# What needs to be done
Identify the lines holding "March" and copy them.

(Data extracted from a collection)
☆ ☆ ☆
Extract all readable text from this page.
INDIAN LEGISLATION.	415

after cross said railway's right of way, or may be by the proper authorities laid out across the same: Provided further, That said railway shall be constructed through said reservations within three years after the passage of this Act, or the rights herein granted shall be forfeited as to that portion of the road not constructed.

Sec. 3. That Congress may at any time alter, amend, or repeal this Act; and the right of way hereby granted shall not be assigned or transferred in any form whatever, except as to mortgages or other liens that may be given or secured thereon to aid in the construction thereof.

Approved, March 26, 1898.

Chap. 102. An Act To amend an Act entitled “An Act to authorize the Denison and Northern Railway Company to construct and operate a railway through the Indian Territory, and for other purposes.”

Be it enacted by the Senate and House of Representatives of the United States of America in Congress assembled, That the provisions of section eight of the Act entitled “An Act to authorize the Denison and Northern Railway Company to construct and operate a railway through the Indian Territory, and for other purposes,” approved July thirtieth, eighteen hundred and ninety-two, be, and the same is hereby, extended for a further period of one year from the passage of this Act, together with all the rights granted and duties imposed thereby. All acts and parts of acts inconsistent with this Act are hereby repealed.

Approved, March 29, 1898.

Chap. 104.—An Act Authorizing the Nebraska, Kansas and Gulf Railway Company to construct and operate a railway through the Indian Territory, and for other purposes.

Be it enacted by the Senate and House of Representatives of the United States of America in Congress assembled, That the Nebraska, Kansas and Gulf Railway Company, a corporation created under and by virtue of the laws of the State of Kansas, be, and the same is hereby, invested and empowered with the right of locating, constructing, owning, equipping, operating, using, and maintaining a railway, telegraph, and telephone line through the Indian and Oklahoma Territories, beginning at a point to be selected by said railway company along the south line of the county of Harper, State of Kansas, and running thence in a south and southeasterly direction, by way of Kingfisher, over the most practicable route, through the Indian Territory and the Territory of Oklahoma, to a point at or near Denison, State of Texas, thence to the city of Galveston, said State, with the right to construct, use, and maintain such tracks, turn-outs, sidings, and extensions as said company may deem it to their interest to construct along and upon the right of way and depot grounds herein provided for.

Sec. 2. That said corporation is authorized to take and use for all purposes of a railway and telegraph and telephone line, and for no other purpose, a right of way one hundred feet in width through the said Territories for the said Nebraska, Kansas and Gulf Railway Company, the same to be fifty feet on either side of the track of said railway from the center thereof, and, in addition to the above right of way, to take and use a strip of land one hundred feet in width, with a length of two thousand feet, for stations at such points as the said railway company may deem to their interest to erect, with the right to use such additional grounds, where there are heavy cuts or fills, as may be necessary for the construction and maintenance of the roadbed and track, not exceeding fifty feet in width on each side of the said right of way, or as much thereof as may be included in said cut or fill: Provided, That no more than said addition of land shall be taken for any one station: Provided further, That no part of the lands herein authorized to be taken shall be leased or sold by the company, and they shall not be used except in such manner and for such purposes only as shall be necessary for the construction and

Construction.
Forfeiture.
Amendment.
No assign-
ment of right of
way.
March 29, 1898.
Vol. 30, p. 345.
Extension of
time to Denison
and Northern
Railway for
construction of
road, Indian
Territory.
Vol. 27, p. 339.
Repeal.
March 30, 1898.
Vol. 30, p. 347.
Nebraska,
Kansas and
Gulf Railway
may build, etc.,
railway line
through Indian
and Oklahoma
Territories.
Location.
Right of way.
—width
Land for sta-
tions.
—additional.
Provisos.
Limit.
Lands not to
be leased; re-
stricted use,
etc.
☆ ☆ ☆
# Complete answer
Approved, March 26, 1898.
Approved, March 29, 1898.
March 29, 1898.
March 30, 1898.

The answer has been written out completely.